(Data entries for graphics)
* BEGIN *

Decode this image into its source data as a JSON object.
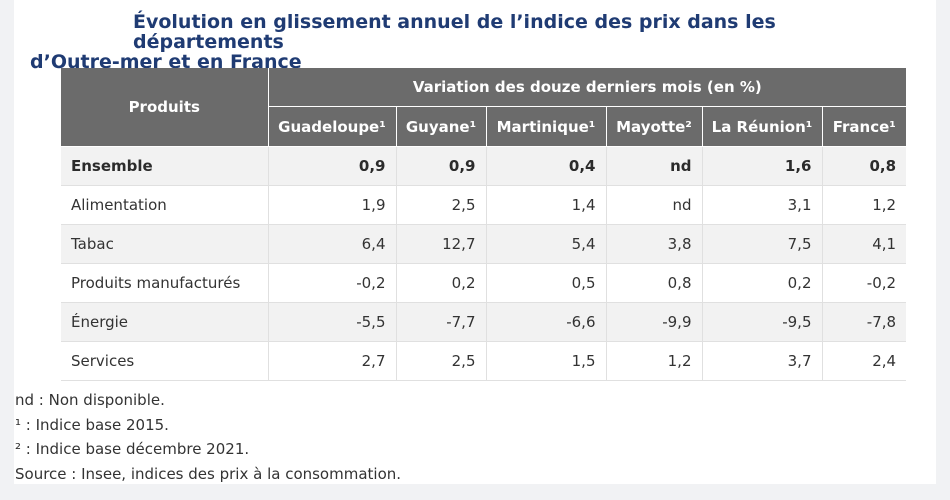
{
  "title": {
    "line1": "Évolution en glissement annuel de l’indice des prix dans les départements",
    "line2": "d’Outre-mer et en France"
  },
  "table": {
    "row_header": "Produits",
    "group_header": "Variation des douze derniers mois (en %)",
    "columns": [
      "Guadeloupe¹",
      "Guyane¹",
      "Martinique¹",
      "Mayotte²",
      "La Réunion¹",
      "France¹"
    ],
    "rows": [
      {
        "label": "Ensemble",
        "values": [
          "0,9",
          "0,9",
          "0,4",
          "nd",
          "1,6",
          "0,8"
        ]
      },
      {
        "label": "Alimentation",
        "values": [
          "1,9",
          "2,5",
          "1,4",
          "nd",
          "3,1",
          "1,2"
        ]
      },
      {
        "label": "Tabac",
        "values": [
          "6,4",
          "12,7",
          "5,4",
          "3,8",
          "7,5",
          "4,1"
        ]
      },
      {
        "label": "Produits manufacturés",
        "values": [
          "-0,2",
          "0,2",
          "0,5",
          "0,8",
          "0,2",
          "-0,2"
        ]
      },
      {
        "label": "Énergie",
        "values": [
          "-5,5",
          "-7,7",
          "-6,6",
          "-9,9",
          "-9,5",
          "-7,8"
        ]
      },
      {
        "label": "Services",
        "values": [
          "2,7",
          "2,5",
          "1,5",
          "1,2",
          "3,7",
          "2,4"
        ]
      }
    ]
  },
  "notes": [
    "nd : Non disponible.",
    "¹ : Indice base 2015.",
    "² : Indice base décembre 2021.",
    "Source : Insee, indices des prix à la consommation."
  ]
}
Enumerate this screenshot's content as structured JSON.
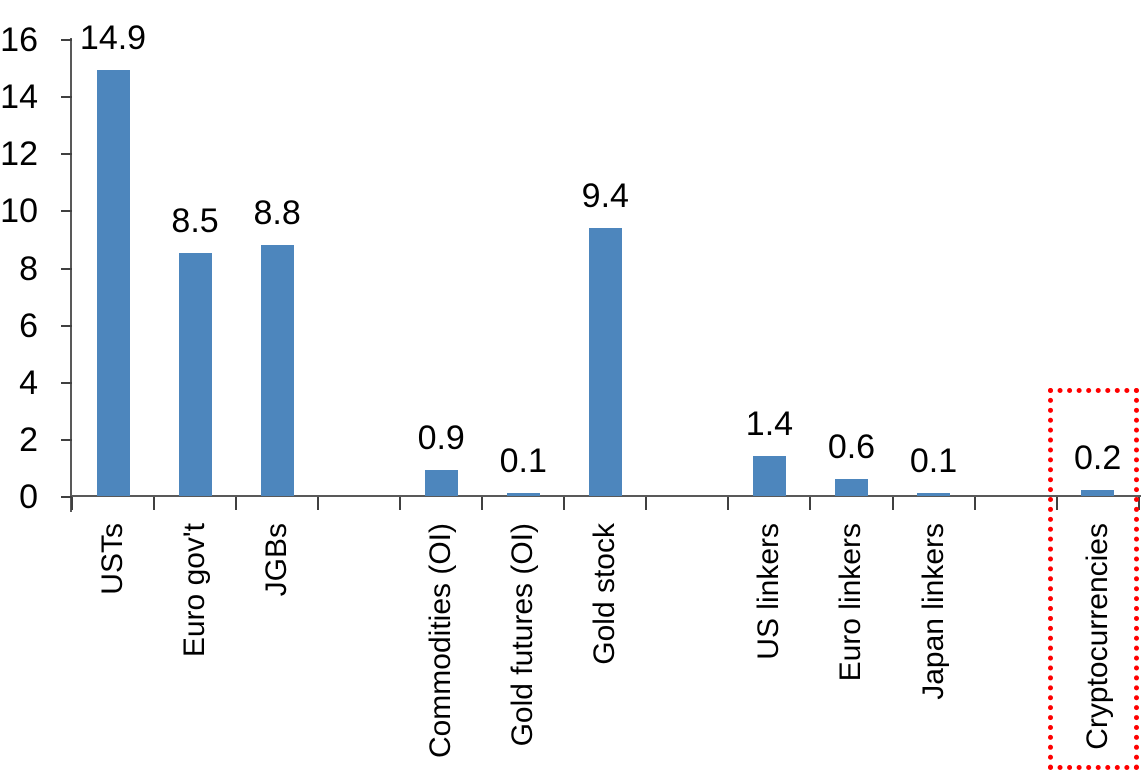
{
  "chart_data": {
    "type": "bar",
    "title": "",
    "xlabel": "",
    "ylabel": "",
    "ylim": [
      0,
      16
    ],
    "yticks": [
      0,
      2,
      4,
      6,
      8,
      10,
      12,
      14,
      16
    ],
    "grid": false,
    "legend": false,
    "bar_color": "#4D86BD",
    "axis_color": "#595959",
    "tick_color": "#404040",
    "text_color": "#000000",
    "highlight_box_color": "#FF0000",
    "highlight_box_style": "dotted",
    "highlighted_category": "Cryptocurrencies",
    "categories": [
      "USTs",
      "Euro gov't",
      "JGBs",
      "",
      "Commodities (OI)",
      "Gold futures (OI)",
      "Gold stock",
      "",
      "US linkers",
      "Euro linkers",
      "Japan linkers",
      "",
      "Cryptocurrencies"
    ],
    "values": [
      14.9,
      8.5,
      8.8,
      null,
      0.9,
      0.1,
      9.4,
      null,
      1.4,
      0.6,
      0.1,
      null,
      0.2
    ],
    "data_labels": [
      "14.9",
      "8.5",
      "8.8",
      "",
      "0.9",
      "0.1",
      "9.4",
      "",
      "1.4",
      "0.6",
      "0.1",
      "",
      "0.2"
    ]
  }
}
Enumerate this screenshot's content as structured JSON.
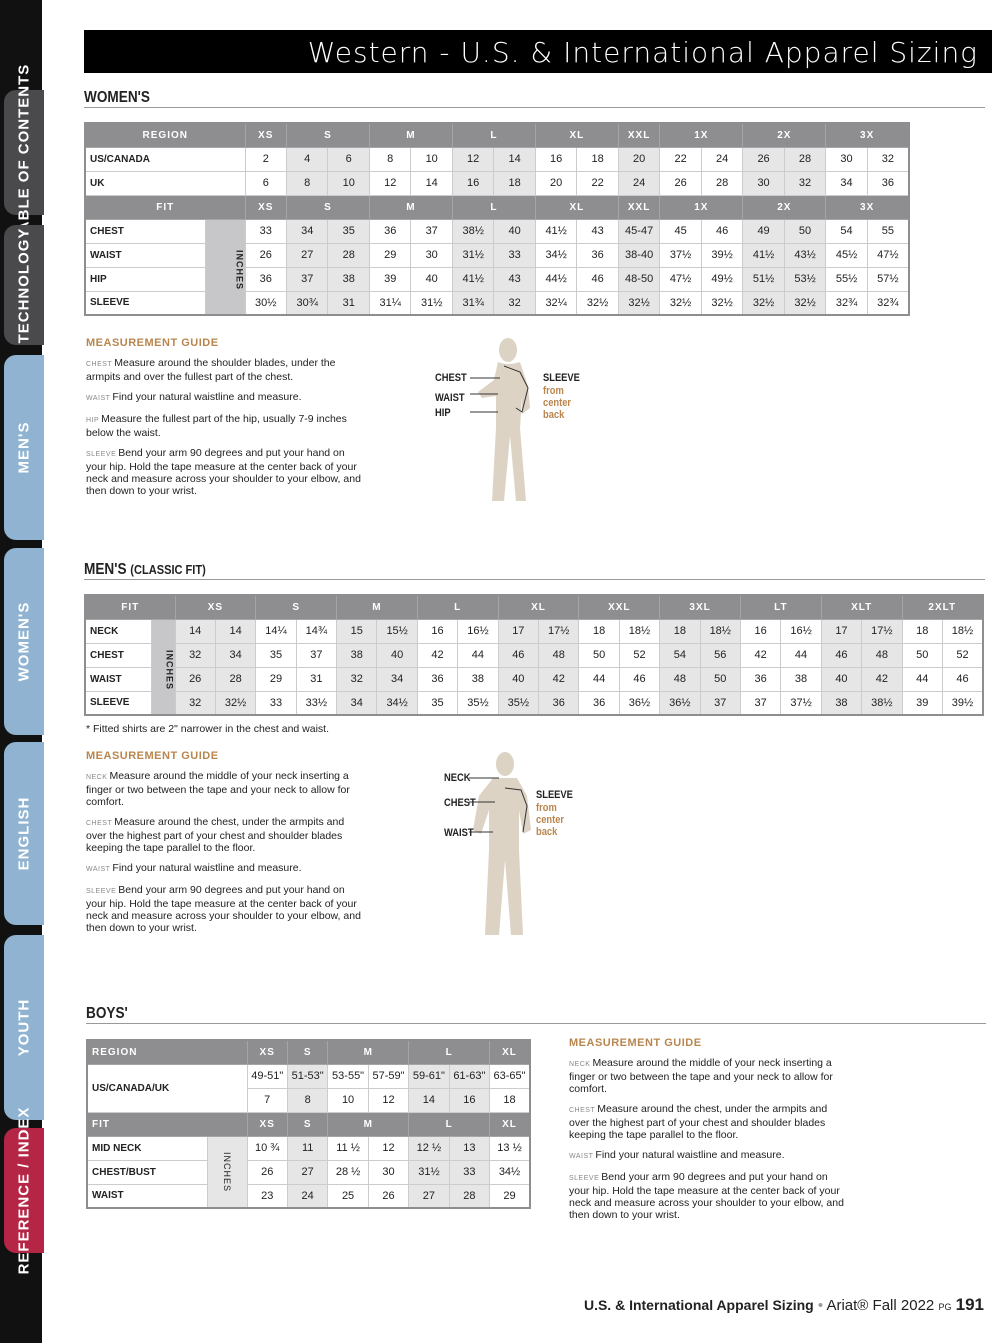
{
  "title": "Western - U.S. & International Apparel Sizing",
  "tabs": [
    {
      "label": "TABLE OF CONTENTS",
      "color": "#4a4a4c"
    },
    {
      "label": "TECHNOLOGY",
      "color": "#4a4a4c"
    },
    {
      "label": "MEN'S",
      "color": "#8fb3d1"
    },
    {
      "label": "WOMEN'S",
      "color": "#8fb3d1"
    },
    {
      "label": "ENGLISH",
      "color": "#8fb3d1"
    },
    {
      "label": "YOUTH",
      "color": "#8fb3d1"
    },
    {
      "label": "REFERENCE / INDEX",
      "color": "#b52545"
    }
  ],
  "colors": {
    "header": "#8e8e90",
    "shade": "#e6e6e6",
    "guide": "#b8864e",
    "figure": "#dcd3c4"
  },
  "inches_label": "INCHES",
  "womens": {
    "title": "WOMEN'S",
    "region_header": "REGION",
    "fit_header": "FIT",
    "groups": [
      [
        "XS",
        1
      ],
      [
        "S",
        2
      ],
      [
        "M",
        2
      ],
      [
        "L",
        2
      ],
      [
        "XL",
        2
      ],
      [
        "XXL",
        1
      ],
      [
        "1X",
        2
      ],
      [
        "2X",
        2
      ],
      [
        "3X",
        2
      ]
    ],
    "region_rows": [
      {
        "label": "US/CANADA",
        "values": [
          "2",
          "4",
          "6",
          "8",
          "10",
          "12",
          "14",
          "16",
          "18",
          "20",
          "22",
          "24",
          "26",
          "28",
          "30",
          "32"
        ]
      },
      {
        "label": "UK",
        "values": [
          "6",
          "8",
          "10",
          "12",
          "14",
          "16",
          "18",
          "20",
          "22",
          "24",
          "26",
          "28",
          "30",
          "32",
          "34",
          "36"
        ]
      }
    ],
    "fit_rows": [
      {
        "label": "CHEST",
        "values": [
          "33",
          "34",
          "35",
          "36",
          "37",
          "38½",
          "40",
          "41½",
          "43",
          "45-47",
          "45",
          "46",
          "49",
          "50",
          "54",
          "55"
        ]
      },
      {
        "label": "WAIST",
        "values": [
          "26",
          "27",
          "28",
          "29",
          "30",
          "31½",
          "33",
          "34½",
          "36",
          "38-40",
          "37½",
          "39½",
          "41½",
          "43½",
          "45½",
          "47½"
        ]
      },
      {
        "label": "HIP",
        "values": [
          "36",
          "37",
          "38",
          "39",
          "40",
          "41½",
          "43",
          "44½",
          "46",
          "48-50",
          "47½",
          "49½",
          "51½",
          "53½",
          "55½",
          "57½"
        ]
      },
      {
        "label": "SLEEVE",
        "values": [
          "30½",
          "30¾",
          "31",
          "31¼",
          "31½",
          "31¾",
          "32",
          "32¼",
          "32½",
          "32½",
          "32½",
          "32½",
          "32½",
          "32½",
          "32¾",
          "32¾"
        ]
      }
    ],
    "guide": {
      "title": "MEASUREMENT GUIDE",
      "items": [
        {
          "key": "CHEST",
          "text": "Measure around the shoulder blades, under the armpits and over the fullest part of the chest."
        },
        {
          "key": "WAIST",
          "text": "Find your natural waistline and measure."
        },
        {
          "key": "HIP",
          "text": "Measure the fullest part of the hip, usually 7-9 inches below the waist."
        },
        {
          "key": "SLEEVE",
          "text": "Bend your arm 90 degrees and put your hand on your hip. Hold the tape measure at the center back of your neck and measure across your shoulder to your elbow, and then down to your wrist."
        }
      ]
    },
    "figure": {
      "chest": "CHEST",
      "waist": "WAIST",
      "hip": "HIP",
      "sleeve": "SLEEVE",
      "sleeve_note": [
        "from",
        "center",
        "back"
      ]
    }
  },
  "mens": {
    "title": "MEN'S",
    "subtitle": "(CLASSIC FIT)",
    "fit_header": "FIT",
    "groups": [
      [
        "XS",
        2
      ],
      [
        "S",
        2
      ],
      [
        "M",
        2
      ],
      [
        "L",
        2
      ],
      [
        "XL",
        2
      ],
      [
        "XXL",
        2
      ],
      [
        "3XL",
        2
      ],
      [
        "LT",
        2
      ],
      [
        "XLT",
        2
      ],
      [
        "2XLT",
        2
      ]
    ],
    "fit_rows": [
      {
        "label": "NECK",
        "values": [
          "14",
          "14",
          "14¼",
          "14¾",
          "15",
          "15½",
          "16",
          "16½",
          "17",
          "17½",
          "18",
          "18½",
          "18",
          "18½",
          "16",
          "16½",
          "17",
          "17½",
          "18",
          "18½"
        ]
      },
      {
        "label": "CHEST",
        "values": [
          "32",
          "34",
          "35",
          "37",
          "38",
          "40",
          "42",
          "44",
          "46",
          "48",
          "50",
          "52",
          "54",
          "56",
          "42",
          "44",
          "46",
          "48",
          "50",
          "52"
        ]
      },
      {
        "label": "WAIST",
        "values": [
          "26",
          "28",
          "29",
          "31",
          "32",
          "34",
          "36",
          "38",
          "40",
          "42",
          "44",
          "46",
          "48",
          "50",
          "36",
          "38",
          "40",
          "42",
          "44",
          "46"
        ]
      },
      {
        "label": "SLEEVE",
        "values": [
          "32",
          "32½",
          "33",
          "33½",
          "34",
          "34½",
          "35",
          "35½",
          "35½",
          "36",
          "36",
          "36½",
          "36½",
          "37",
          "37",
          "37½",
          "38",
          "38½",
          "39",
          "39½"
        ]
      }
    ],
    "note": "* Fitted shirts are 2\" narrower in the chest and waist.",
    "guide": {
      "title": "MEASUREMENT GUIDE",
      "items": [
        {
          "key": "NECK",
          "text": "Measure around the middle of your neck inserting a finger or two between the tape and your neck to allow for comfort."
        },
        {
          "key": "CHEST",
          "text": "Measure around the chest, under the armpits and over the highest part of your chest and shoulder blades keeping the tape parallel to the floor."
        },
        {
          "key": "WAIST",
          "text": "Find your natural waistline and measure."
        },
        {
          "key": "SLEEVE",
          "text": "Bend your arm 90 degrees and put your hand on your hip. Hold the tape measure at the center back of your neck and measure across your shoulder to your elbow, and then down to your wrist."
        }
      ]
    },
    "figure": {
      "neck": "NECK",
      "chest": "CHEST",
      "waist": "WAIST",
      "sleeve": "SLEEVE",
      "sleeve_note": [
        "from",
        "center",
        "back"
      ]
    }
  },
  "boys": {
    "title": "BOYS'",
    "region_header": "REGION",
    "fit_header": "FIT",
    "groups": [
      [
        "XS",
        1
      ],
      [
        "S",
        1
      ],
      [
        "M",
        2
      ],
      [
        "L",
        2
      ],
      [
        "XL",
        1
      ]
    ],
    "region_label": "US/CANADA/UK",
    "region_rows": [
      {
        "values": [
          "49-51\"",
          "51-53\"",
          "53-55\"",
          "57-59\"",
          "59-61\"",
          "61-63\"",
          "63-65\""
        ]
      },
      {
        "values": [
          "7",
          "8",
          "10",
          "12",
          "14",
          "16",
          "18"
        ]
      }
    ],
    "fit_rows": [
      {
        "label": "MID NECK",
        "values": [
          "10 ¾",
          "11",
          "11 ½",
          "12",
          "12 ½",
          "13",
          "13 ½"
        ]
      },
      {
        "label": "CHEST/BUST",
        "values": [
          "26",
          "27",
          "28 ½",
          "30",
          "31½",
          "33",
          "34½"
        ]
      },
      {
        "label": "WAIST",
        "values": [
          "23",
          "24",
          "25",
          "26",
          "27",
          "28",
          "29"
        ]
      }
    ],
    "guide": {
      "title": "MEASUREMENT GUIDE",
      "items": [
        {
          "key": "NECK",
          "text": "Measure around the middle of your neck inserting a finger or two between the tape and your neck to allow for comfort."
        },
        {
          "key": "CHEST",
          "text": "Measure around the chest, under the armpits and over the highest part of your chest and shoulder blades keeping the tape parallel to the floor."
        },
        {
          "key": "WAIST",
          "text": "Find your natural waistline and measure."
        },
        {
          "key": "SLEEVE",
          "text": "Bend your arm 90 degrees and put your hand on your hip. Hold the tape measure at the center back of your neck and measure across your shoulder to your elbow, and then down to your wrist."
        }
      ]
    }
  },
  "footer": {
    "section": "U.S. & International Apparel Sizing",
    "separator": "•",
    "brand": "Ariat®",
    "season": "Fall 2022",
    "pg_label": "PG",
    "page": "191"
  }
}
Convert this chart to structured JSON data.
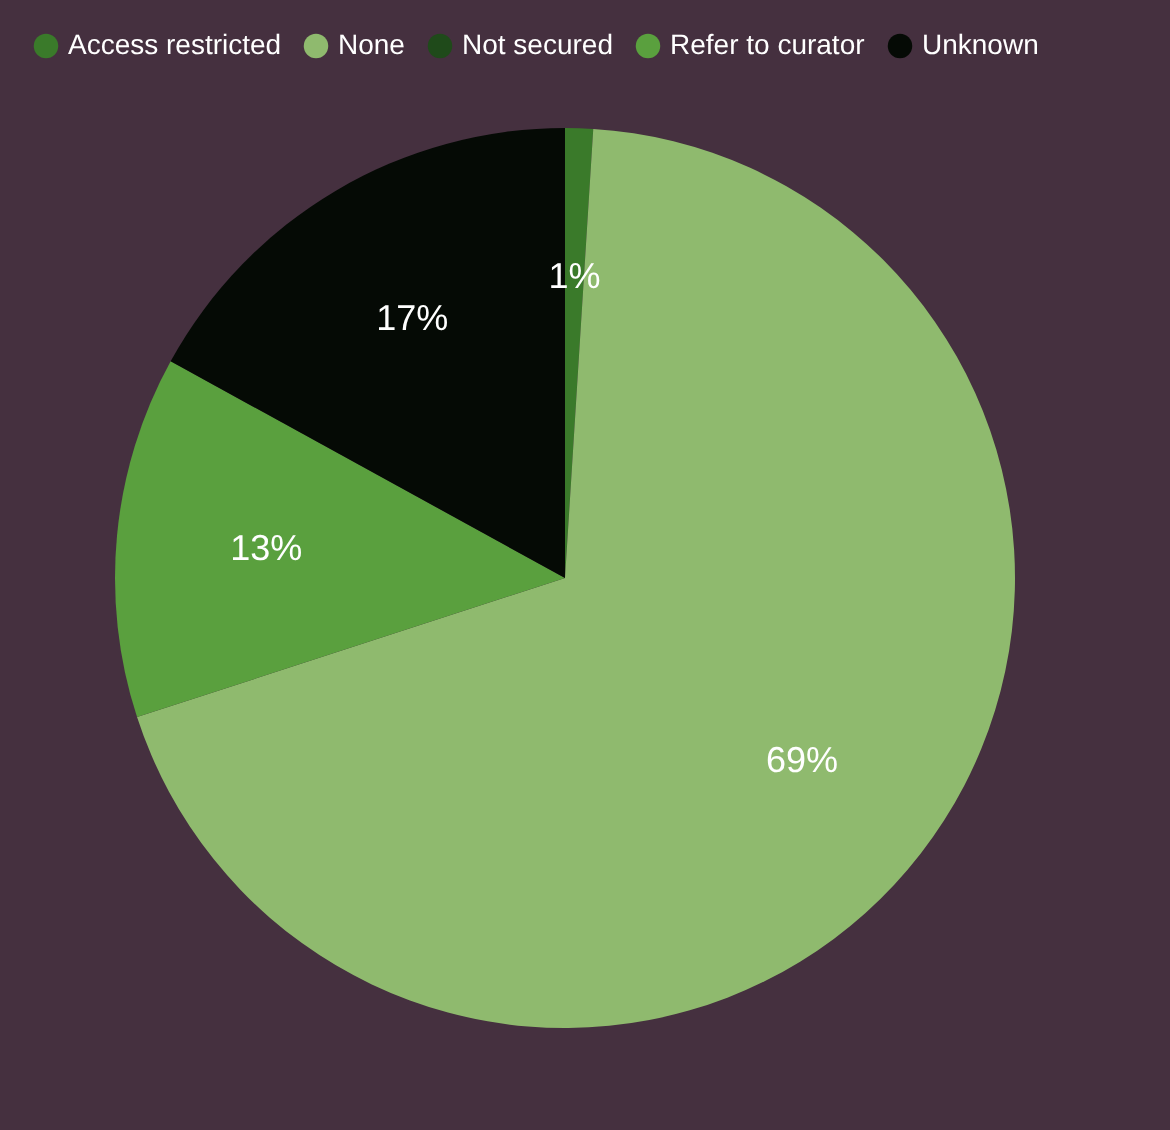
{
  "chart_data": {
    "type": "pie",
    "categories": [
      "Access restricted",
      "None",
      "Not secured",
      "Refer to curator",
      "Unknown"
    ],
    "values": [
      1,
      69,
      0,
      13,
      17
    ],
    "colors": [
      "#3a7a2a",
      "#8fba6e",
      "#1f4a1a",
      "#5aa03e",
      "#050a05"
    ],
    "value_labels": [
      "1%",
      "69%",
      null,
      "13%",
      "17%"
    ],
    "legend": "top"
  }
}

* END *

▶ [WHAT THE TASK REQUIRES]
From the line containing "Convert this chart to structured JSON data." down to the last line of the data, print every line exactly and nothing else. Pictures stay out of the copy.

▶ [EXERCISE ANSWER]
Convert this chart to structured JSON data.
{
  "chart_data": {
    "type": "pie",
    "categories": [
      "Access restricted",
      "None",
      "Not secured",
      "Refer to curator",
      "Unknown"
    ],
    "values": [
      1,
      69,
      0,
      13,
      17
    ],
    "colors": [
      "#3a7a2a",
      "#8fba6e",
      "#1f4a1a",
      "#5aa03e",
      "#050a05"
    ],
    "value_labels": [
      "1%",
      "69%",
      null,
      "13%",
      "17%"
    ],
    "legend": "top"
  }
}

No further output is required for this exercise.